**Written problem**:
Retype all of the listing exactly, passing over any picture you find.
::: Records
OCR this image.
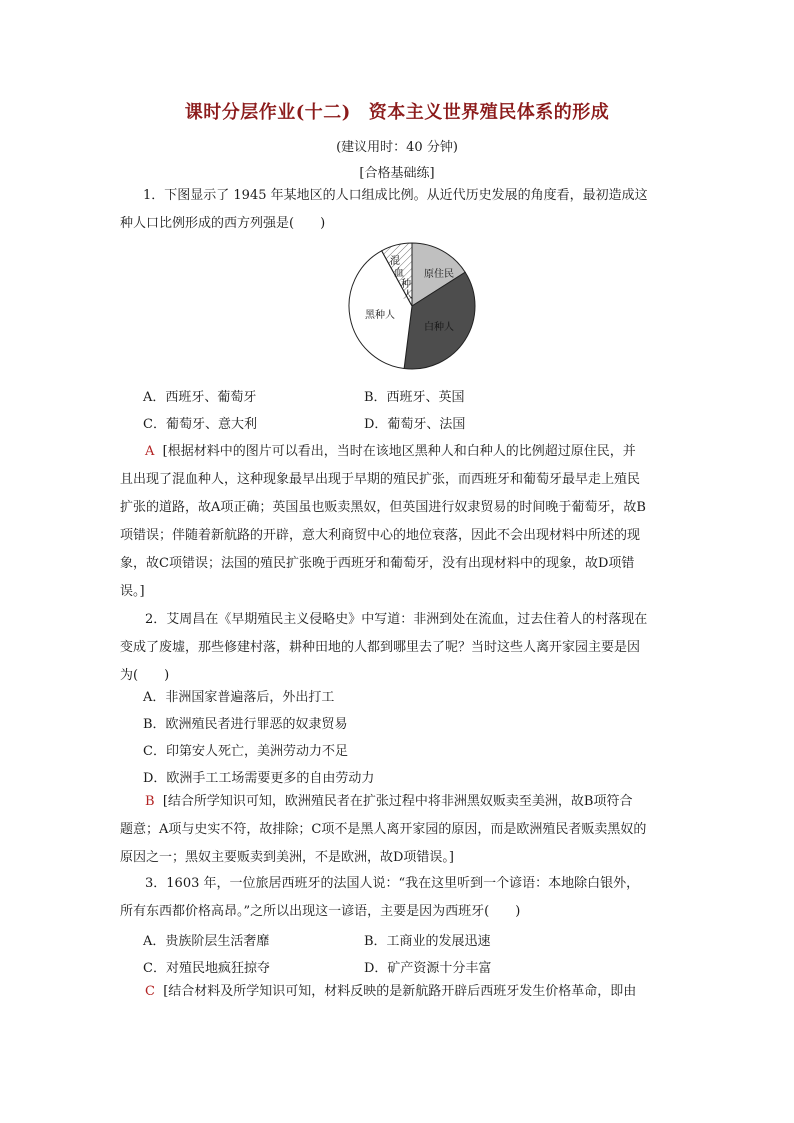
课时分层作业(十二) 资本主义世界殖民体系的形成
(建议用时：40 分钟)
[合格基础练]
1．下图显示了 1945 年某地区的人口组成比例。从近代历史发展的角度看，最初造成这
种人口比例形成的西方列强是(　　)
原住民
白种人
黑种人
混
血
种
人
A．西班牙、葡萄牙	B．西班牙、英国
C．葡萄牙、意大利	D．葡萄牙、法国
A [根据材料中的图片可以看出，当时在该地区黑种人和白种人的比例超过原住民，并
且出现了混血种人，这种现象最早出现于早期的殖民扩张，而西班牙和葡萄牙最早走上殖民
扩张的道路，故A项正确；英国虽也贩卖黑奴，但英国进行奴隶贸易的时间晚于葡萄牙，故B
项错误；伴随着新航路的开辟，意大利商贸中心的地位衰落，因此不会出现材料中所述的现
象，故C项错误；法国的殖民扩张晚于西班牙和葡萄牙，没有出现材料中的现象，故D项错
误。]
2．艾周昌在《早期殖民主义侵略史》中写道：非洲到处在流血，过去住着人的村落现在
变成了废墟，那些修建村落，耕种田地的人都到哪里去了呢？当时这些人离开家园主要是因
为(　　)
A．非洲国家普遍落后，外出打工
B．欧洲殖民者进行罪恶的奴隶贸易
C．印第安人死亡，美洲劳动力不足
D．欧洲手工工场需要更多的自由劳动力
B [结合所学知识可知，欧洲殖民者在扩张过程中将非洲黑奴贩卖至美洲，故B项符合
题意；A项与史实不符，故排除；C项不是黑人离开家园的原因，而是欧洲殖民者贩卖黑奴的
原因之一；黑奴主要贩卖到美洲，不是欧洲，故D项错误。]
3．1603 年，一位旅居西班牙的法国人说：“我在这里听到一个谚语：本地除白银外，
所有东西都价格高昂。”之所以出现这一谚语，主要是因为西班牙(　　)
A．贵族阶层生活奢靡	B．工商业的发展迅速
C．对殖民地疯狂掠夺	D．矿产资源十分丰富
C [结合材料及所学知识可知，材料反映的是新航路开辟后西班牙发生价格革命，即由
::::::
**Final result**:
OCR this image.
课时分层作业(十二) 资本主义世界殖民体系的形成
(建议用时：40 分钟)
[合格基础练]
1．下图显示了 1945 年某地区的人口组成比例。从近代历史发展的角度看，最初造成这
种人口比例形成的西方列强是(　　)
原住民
白种人
黑种人
混
血
种
人
A．西班牙、葡萄牙	B．西班牙、英国
C．葡萄牙、意大利	D．葡萄牙、法国
A [根据材料中的图片可以看出，当时在该地区黑种人和白种人的比例超过原住民，并
且出现了混血种人，这种现象最早出现于早期的殖民扩张，而西班牙和葡萄牙最早走上殖民
扩张的道路，故A项正确；英国虽也贩卖黑奴，但英国进行奴隶贸易的时间晚于葡萄牙，故B
项错误；伴随着新航路的开辟，意大利商贸中心的地位衰落，因此不会出现材料中所述的现
象，故C项错误；法国的殖民扩张晚于西班牙和葡萄牙，没有出现材料中的现象，故D项错
误。]
2．艾周昌在《早期殖民主义侵略史》中写道：非洲到处在流血，过去住着人的村落现在
变成了废墟，那些修建村落，耕种田地的人都到哪里去了呢？当时这些人离开家园主要是因
为(　　)
A．非洲国家普遍落后，外出打工
B．欧洲殖民者进行罪恶的奴隶贸易
C．印第安人死亡，美洲劳动力不足
D．欧洲手工工场需要更多的自由劳动力
B [结合所学知识可知，欧洲殖民者在扩张过程中将非洲黑奴贩卖至美洲，故B项符合
题意；A项与史实不符，故排除；C项不是黑人离开家园的原因，而是欧洲殖民者贩卖黑奴的
原因之一；黑奴主要贩卖到美洲，不是欧洲，故D项错误。]
3．1603 年，一位旅居西班牙的法国人说：“我在这里听到一个谚语：本地除白银外，
所有东西都价格高昂。”之所以出现这一谚语，主要是因为西班牙(　　)
A．贵族阶层生活奢靡	B．工商业的发展迅速
C．对殖民地疯狂掠夺	D．矿产资源十分丰富
C [结合材料及所学知识可知，材料反映的是新航路开辟后西班牙发生价格革命，即由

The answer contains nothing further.